▶ **MATERIAL SHOWN**:
════════════════

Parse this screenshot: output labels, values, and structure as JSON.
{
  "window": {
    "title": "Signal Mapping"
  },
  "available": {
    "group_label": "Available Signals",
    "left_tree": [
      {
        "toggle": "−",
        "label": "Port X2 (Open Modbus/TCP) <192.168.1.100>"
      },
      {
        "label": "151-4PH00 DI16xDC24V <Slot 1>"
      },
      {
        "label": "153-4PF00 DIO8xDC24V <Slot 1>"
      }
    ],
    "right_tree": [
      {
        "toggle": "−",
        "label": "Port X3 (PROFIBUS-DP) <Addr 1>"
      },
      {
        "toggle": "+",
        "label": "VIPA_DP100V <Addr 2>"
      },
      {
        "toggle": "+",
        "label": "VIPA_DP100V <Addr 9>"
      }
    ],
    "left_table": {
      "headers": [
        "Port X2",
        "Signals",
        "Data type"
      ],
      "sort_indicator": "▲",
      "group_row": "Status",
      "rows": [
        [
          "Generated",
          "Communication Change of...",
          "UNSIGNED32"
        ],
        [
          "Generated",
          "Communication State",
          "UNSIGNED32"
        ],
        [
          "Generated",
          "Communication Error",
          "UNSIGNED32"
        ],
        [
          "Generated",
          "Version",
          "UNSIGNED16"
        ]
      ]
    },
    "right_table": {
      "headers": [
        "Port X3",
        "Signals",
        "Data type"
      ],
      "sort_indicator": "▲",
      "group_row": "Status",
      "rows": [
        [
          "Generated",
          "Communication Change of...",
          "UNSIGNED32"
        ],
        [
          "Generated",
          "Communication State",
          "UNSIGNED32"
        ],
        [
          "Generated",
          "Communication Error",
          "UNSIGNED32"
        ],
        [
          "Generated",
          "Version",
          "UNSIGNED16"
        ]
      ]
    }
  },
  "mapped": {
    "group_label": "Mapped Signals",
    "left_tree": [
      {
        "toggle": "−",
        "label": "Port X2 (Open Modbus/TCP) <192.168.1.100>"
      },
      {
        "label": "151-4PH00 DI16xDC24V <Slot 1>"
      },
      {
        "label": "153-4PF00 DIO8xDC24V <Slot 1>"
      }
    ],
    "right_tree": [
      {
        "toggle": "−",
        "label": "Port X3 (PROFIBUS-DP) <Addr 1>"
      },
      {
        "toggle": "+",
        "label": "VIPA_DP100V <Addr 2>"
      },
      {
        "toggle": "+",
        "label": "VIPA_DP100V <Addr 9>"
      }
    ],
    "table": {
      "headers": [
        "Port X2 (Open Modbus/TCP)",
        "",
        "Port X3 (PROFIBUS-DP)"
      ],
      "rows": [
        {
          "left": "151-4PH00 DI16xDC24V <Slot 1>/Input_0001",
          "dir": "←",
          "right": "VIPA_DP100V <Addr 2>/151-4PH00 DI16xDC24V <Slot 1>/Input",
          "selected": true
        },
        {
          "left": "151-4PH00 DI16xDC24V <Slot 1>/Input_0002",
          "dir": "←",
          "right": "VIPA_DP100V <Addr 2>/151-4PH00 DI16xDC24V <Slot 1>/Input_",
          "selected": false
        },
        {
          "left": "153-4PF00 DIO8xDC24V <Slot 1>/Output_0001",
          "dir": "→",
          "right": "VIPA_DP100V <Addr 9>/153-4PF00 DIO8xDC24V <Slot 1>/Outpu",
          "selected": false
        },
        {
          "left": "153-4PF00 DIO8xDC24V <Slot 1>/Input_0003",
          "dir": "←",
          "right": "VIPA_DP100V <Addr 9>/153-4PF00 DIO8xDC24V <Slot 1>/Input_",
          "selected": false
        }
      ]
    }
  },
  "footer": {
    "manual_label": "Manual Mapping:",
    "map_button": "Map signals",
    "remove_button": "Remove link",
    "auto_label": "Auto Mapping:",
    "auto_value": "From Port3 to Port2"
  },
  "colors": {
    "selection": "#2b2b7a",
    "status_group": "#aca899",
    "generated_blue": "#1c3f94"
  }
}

════════════════

Pull out all lines from the listing that contain the string "Slot".

▶ **THE RESULT**:
        "label": "151-4PH00 DI16xDC24V <Slot 1>"
        "label": "153-4PF00 DIO8xDC24V <Slot 1>"
        "label": "151-4PH00 DI16xDC24V <Slot 1>"
        "label": "153-4PF00 DIO8xDC24V <Slot 1>"
          "left": "151-4PH00 DI16xDC24V <Slot 1>/Input_0001",
          "right": "VIPA_DP100V <Addr 2>/151-4PH00 DI16xDC24V <Slot 1>/Input",
          "left": "151-4PH00 DI16xDC24V <Slot 1>/Input_0002",
          "right": "VIPA_DP100V <Addr 2>/151-4PH00 DI16xDC24V <Slot 1>/Input_",
          "left": "153-4PF00 DIO8xDC24V <Slot 1>/Output_0001",
          "right": "VIPA_DP100V <Addr 9>/153-4PF00 DIO8xDC24V <Slot 1>/Outpu",
          "left": "153-4PF00 DIO8xDC24V <Slot 1>/Input_0003",
          "right": "VIPA_DP100V <Addr 9>/153-4PF00 DIO8xDC24V <Slot 1>/Input_",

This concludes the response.